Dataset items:
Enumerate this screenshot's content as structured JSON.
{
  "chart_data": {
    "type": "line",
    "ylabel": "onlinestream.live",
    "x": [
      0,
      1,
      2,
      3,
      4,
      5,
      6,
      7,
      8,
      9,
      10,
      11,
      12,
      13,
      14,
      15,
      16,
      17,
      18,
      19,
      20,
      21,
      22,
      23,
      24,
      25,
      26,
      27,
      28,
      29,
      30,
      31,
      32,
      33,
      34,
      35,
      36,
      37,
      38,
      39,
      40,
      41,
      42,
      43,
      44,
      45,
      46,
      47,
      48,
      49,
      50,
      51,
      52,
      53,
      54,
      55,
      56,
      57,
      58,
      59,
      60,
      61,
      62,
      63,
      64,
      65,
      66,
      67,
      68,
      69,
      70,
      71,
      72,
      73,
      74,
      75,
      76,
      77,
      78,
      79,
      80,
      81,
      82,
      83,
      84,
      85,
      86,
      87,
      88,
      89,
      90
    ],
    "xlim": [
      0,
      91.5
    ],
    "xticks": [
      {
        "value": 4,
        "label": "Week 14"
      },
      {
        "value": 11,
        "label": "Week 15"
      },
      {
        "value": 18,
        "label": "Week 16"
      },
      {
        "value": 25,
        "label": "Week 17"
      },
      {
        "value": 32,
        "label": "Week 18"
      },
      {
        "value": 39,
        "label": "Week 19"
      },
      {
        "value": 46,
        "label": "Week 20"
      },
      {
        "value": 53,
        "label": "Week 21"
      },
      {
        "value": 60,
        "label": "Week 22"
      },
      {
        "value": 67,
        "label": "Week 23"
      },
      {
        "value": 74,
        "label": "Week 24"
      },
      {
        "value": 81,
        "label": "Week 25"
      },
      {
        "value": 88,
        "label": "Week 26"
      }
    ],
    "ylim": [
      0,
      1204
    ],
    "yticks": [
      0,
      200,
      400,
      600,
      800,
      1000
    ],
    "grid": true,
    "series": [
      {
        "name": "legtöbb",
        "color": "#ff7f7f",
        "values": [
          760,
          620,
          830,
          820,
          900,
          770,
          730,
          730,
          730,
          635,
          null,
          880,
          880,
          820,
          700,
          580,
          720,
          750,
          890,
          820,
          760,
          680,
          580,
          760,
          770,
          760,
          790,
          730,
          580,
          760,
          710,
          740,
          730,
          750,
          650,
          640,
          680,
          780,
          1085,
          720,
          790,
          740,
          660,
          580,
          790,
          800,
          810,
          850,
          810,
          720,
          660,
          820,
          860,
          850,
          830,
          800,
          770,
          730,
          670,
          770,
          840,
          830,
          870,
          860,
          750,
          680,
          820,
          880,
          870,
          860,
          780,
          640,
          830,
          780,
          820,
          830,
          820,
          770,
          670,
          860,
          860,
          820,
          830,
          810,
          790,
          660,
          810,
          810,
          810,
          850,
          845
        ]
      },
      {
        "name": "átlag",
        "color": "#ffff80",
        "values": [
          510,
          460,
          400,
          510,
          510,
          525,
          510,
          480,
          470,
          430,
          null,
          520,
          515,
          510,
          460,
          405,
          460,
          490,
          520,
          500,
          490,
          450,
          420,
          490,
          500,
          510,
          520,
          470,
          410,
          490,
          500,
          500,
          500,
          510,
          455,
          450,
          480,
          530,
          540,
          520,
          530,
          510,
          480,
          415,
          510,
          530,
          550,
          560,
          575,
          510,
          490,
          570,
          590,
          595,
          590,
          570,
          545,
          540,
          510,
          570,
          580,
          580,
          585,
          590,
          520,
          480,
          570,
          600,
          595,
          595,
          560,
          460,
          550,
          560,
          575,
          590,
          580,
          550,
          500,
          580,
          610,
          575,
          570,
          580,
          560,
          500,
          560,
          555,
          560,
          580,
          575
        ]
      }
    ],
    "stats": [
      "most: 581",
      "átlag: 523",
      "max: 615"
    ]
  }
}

What you are asked to do: Retype the material in full, character for character.

Complete output:
Enumerate this screenshot's content as structured JSON.
{
  "chart_data": {
    "type": "line",
    "ylabel": "onlinestream.live",
    "x": [
      0,
      1,
      2,
      3,
      4,
      5,
      6,
      7,
      8,
      9,
      10,
      11,
      12,
      13,
      14,
      15,
      16,
      17,
      18,
      19,
      20,
      21,
      22,
      23,
      24,
      25,
      26,
      27,
      28,
      29,
      30,
      31,
      32,
      33,
      34,
      35,
      36,
      37,
      38,
      39,
      40,
      41,
      42,
      43,
      44,
      45,
      46,
      47,
      48,
      49,
      50,
      51,
      52,
      53,
      54,
      55,
      56,
      57,
      58,
      59,
      60,
      61,
      62,
      63,
      64,
      65,
      66,
      67,
      68,
      69,
      70,
      71,
      72,
      73,
      74,
      75,
      76,
      77,
      78,
      79,
      80,
      81,
      82,
      83,
      84,
      85,
      86,
      87,
      88,
      89,
      90
    ],
    "xlim": [
      0,
      91.5
    ],
    "xticks": [
      {
        "value": 4,
        "label": "Week 14"
      },
      {
        "value": 11,
        "label": "Week 15"
      },
      {
        "value": 18,
        "label": "Week 16"
      },
      {
        "value": 25,
        "label": "Week 17"
      },
      {
        "value": 32,
        "label": "Week 18"
      },
      {
        "value": 39,
        "label": "Week 19"
      },
      {
        "value": 46,
        "label": "Week 20"
      },
      {
        "value": 53,
        "label": "Week 21"
      },
      {
        "value": 60,
        "label": "Week 22"
      },
      {
        "value": 67,
        "label": "Week 23"
      },
      {
        "value": 74,
        "label": "Week 24"
      },
      {
        "value": 81,
        "label": "Week 25"
      },
      {
        "value": 88,
        "label": "Week 26"
      }
    ],
    "ylim": [
      0,
      1204
    ],
    "yticks": [
      0,
      200,
      400,
      600,
      800,
      1000
    ],
    "grid": true,
    "series": [
      {
        "name": "legtöbb",
        "color": "#ff7f7f",
        "values": [
          760,
          620,
          830,
          820,
          900,
          770,
          730,
          730,
          730,
          635,
          null,
          880,
          880,
          820,
          700,
          580,
          720,
          750,
          890,
          820,
          760,
          680,
          580,
          760,
          770,
          760,
          790,
          730,
          580,
          760,
          710,
          740,
          730,
          750,
          650,
          640,
          680,
          780,
          1085,
          720,
          790,
          740,
          660,
          580,
          790,
          800,
          810,
          850,
          810,
          720,
          660,
          820,
          860,
          850,
          830,
          800,
          770,
          730,
          670,
          770,
          840,
          830,
          870,
          860,
          750,
          680,
          820,
          880,
          870,
          860,
          780,
          640,
          830,
          780,
          820,
          830,
          820,
          770,
          670,
          860,
          860,
          820,
          830,
          810,
          790,
          660,
          810,
          810,
          810,
          850,
          845
        ]
      },
      {
        "name": "átlag",
        "color": "#ffff80",
        "values": [
          510,
          460,
          400,
          510,
          510,
          525,
          510,
          480,
          470,
          430,
          null,
          520,
          515,
          510,
          460,
          405,
          460,
          490,
          520,
          500,
          490,
          450,
          420,
          490,
          500,
          510,
          520,
          470,
          410,
          490,
          500,
          500,
          500,
          510,
          455,
          450,
          480,
          530,
          540,
          520,
          530,
          510,
          480,
          415,
          510,
          530,
          550,
          560,
          575,
          510,
          490,
          570,
          590,
          595,
          590,
          570,
          545,
          540,
          510,
          570,
          580,
          580,
          585,
          590,
          520,
          480,
          570,
          600,
          595,
          595,
          560,
          460,
          550,
          560,
          575,
          590,
          580,
          550,
          500,
          580,
          610,
          575,
          570,
          580,
          560,
          500,
          560,
          555,
          560,
          580,
          575
        ]
      }
    ],
    "stats": [
      "most: 581",
      "átlag: 523",
      "max: 615"
    ]
  }
}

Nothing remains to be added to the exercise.